---------- Stored rows ----------
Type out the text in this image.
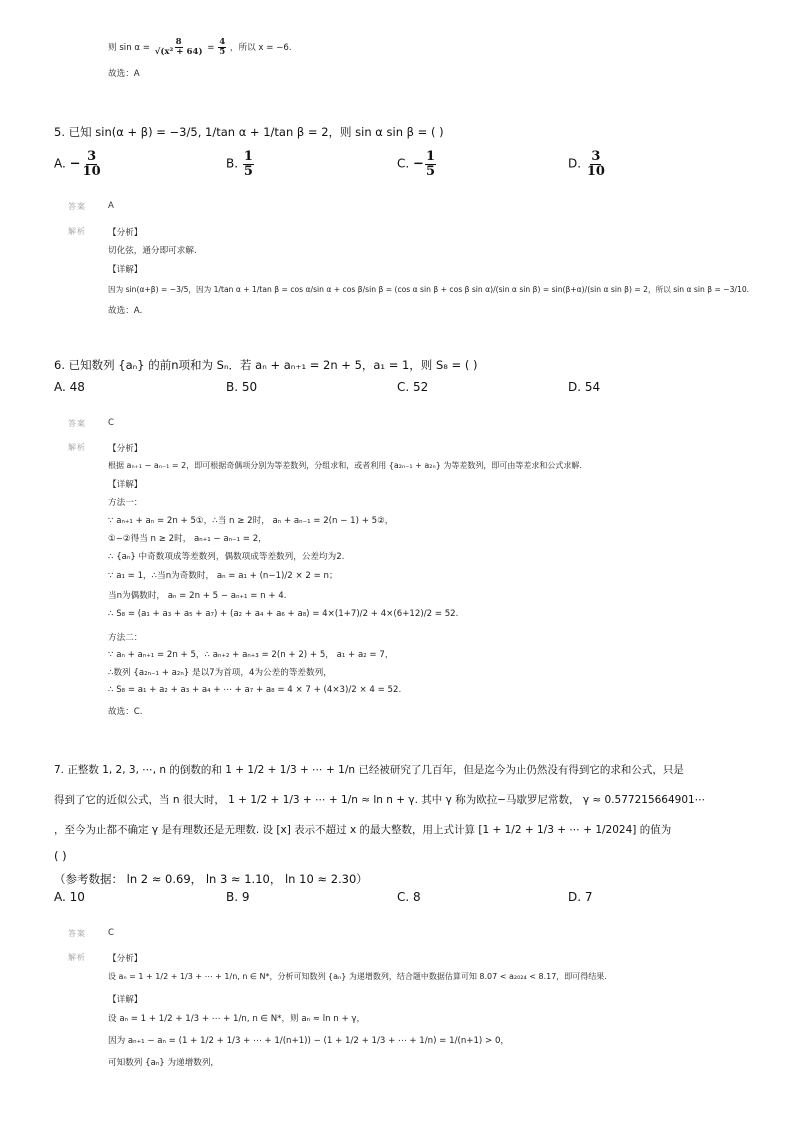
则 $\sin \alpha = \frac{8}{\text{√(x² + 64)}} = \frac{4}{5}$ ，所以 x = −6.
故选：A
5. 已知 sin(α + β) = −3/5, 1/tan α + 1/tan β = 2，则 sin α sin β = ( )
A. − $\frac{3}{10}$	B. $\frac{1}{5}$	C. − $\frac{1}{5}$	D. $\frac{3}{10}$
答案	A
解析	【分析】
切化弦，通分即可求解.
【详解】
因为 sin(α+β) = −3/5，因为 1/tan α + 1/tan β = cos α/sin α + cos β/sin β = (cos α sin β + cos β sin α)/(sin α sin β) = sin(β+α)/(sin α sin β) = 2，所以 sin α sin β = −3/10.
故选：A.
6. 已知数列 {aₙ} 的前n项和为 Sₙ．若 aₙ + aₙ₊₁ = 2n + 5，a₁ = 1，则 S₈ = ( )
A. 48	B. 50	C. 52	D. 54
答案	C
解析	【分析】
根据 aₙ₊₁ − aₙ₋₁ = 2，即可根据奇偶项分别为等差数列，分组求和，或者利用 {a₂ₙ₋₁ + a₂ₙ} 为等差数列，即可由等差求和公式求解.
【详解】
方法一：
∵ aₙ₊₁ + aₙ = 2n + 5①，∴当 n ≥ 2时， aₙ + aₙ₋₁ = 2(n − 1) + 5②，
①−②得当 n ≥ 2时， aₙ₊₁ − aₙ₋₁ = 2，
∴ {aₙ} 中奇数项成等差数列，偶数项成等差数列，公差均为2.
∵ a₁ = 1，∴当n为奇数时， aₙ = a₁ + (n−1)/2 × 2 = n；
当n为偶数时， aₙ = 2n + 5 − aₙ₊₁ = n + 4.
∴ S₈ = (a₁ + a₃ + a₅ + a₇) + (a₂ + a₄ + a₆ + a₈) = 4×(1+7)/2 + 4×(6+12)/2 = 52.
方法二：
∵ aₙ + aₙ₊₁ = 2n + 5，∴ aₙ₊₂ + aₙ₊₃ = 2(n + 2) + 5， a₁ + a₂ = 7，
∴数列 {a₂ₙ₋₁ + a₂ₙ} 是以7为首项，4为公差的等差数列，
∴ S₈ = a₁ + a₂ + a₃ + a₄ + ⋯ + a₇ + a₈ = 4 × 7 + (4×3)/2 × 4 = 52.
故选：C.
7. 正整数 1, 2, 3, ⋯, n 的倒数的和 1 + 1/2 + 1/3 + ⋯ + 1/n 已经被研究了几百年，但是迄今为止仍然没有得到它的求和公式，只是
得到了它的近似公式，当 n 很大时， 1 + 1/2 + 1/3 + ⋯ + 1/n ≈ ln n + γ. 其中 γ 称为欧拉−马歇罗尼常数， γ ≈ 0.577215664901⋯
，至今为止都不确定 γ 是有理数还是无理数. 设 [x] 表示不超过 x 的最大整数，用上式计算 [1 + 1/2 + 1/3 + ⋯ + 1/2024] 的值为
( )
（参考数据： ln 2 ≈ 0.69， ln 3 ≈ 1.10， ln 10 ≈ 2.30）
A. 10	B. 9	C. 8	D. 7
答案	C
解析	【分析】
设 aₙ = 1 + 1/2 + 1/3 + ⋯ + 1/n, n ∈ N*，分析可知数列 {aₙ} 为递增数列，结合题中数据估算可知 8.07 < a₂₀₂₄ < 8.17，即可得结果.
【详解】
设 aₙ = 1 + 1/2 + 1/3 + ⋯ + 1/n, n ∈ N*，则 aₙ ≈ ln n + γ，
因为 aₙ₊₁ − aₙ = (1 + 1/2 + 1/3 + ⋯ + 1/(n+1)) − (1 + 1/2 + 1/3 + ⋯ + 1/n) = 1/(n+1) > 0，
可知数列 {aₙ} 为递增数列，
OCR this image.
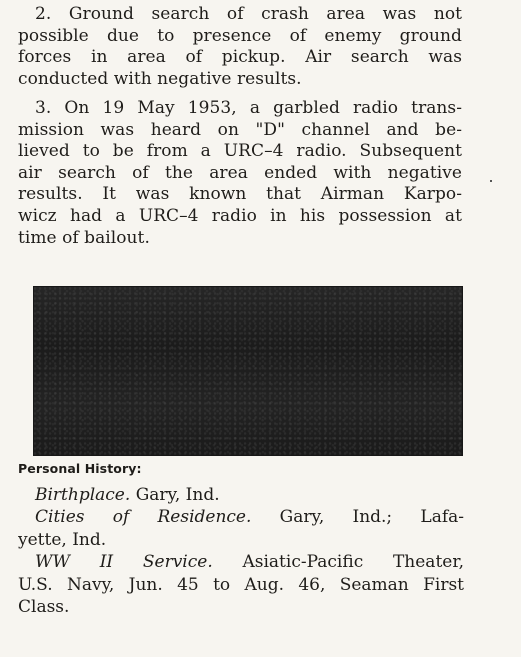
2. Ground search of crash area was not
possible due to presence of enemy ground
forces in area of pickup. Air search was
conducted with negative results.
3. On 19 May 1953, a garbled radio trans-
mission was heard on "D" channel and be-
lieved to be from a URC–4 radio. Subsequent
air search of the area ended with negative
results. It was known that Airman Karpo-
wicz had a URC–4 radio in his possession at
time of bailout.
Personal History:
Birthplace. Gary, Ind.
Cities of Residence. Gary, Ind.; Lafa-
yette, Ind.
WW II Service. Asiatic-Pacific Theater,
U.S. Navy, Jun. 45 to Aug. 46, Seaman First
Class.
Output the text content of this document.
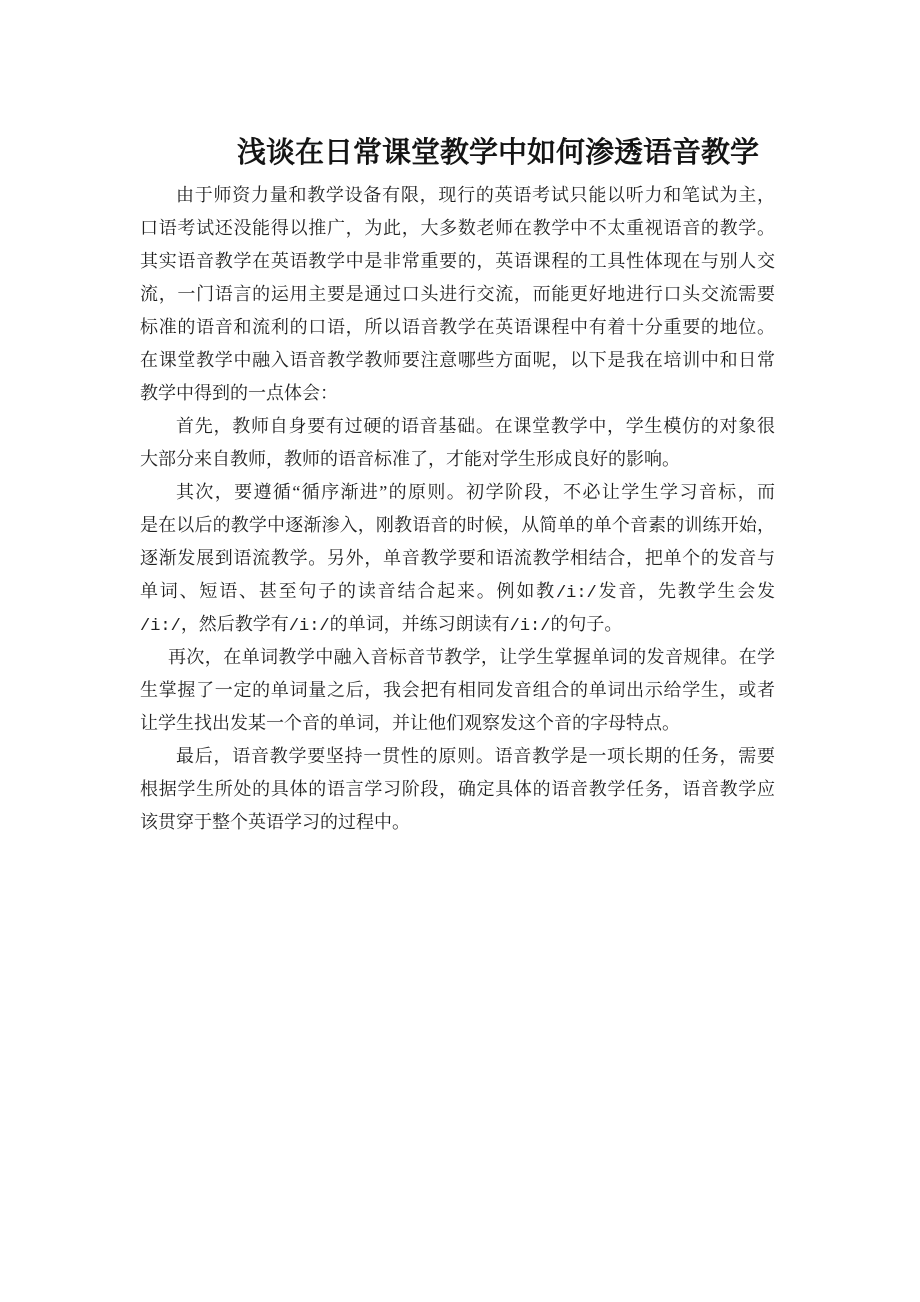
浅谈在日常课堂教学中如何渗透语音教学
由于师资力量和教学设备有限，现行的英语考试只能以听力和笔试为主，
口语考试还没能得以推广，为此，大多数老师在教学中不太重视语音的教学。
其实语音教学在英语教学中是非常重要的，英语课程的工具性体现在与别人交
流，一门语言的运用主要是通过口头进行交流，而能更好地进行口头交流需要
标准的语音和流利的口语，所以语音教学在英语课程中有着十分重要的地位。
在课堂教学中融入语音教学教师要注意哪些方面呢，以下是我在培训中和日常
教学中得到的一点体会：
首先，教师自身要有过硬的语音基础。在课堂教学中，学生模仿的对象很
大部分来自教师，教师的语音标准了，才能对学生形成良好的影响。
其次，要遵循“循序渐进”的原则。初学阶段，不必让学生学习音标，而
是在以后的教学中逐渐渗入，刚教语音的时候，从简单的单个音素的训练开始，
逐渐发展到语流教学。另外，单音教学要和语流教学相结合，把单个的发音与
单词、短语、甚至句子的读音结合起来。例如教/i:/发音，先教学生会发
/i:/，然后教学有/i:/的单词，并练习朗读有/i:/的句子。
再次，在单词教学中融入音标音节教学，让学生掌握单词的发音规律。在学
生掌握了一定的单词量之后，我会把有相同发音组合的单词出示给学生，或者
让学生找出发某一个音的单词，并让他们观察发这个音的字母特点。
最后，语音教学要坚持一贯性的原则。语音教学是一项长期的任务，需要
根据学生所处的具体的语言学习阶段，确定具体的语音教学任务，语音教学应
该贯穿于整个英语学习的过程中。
----------
● Problem details:
Extract every line of the records above that contains the word "results".

● Answer to the exercise:
conducted with negative results.
results. It was known that Airman Karpo-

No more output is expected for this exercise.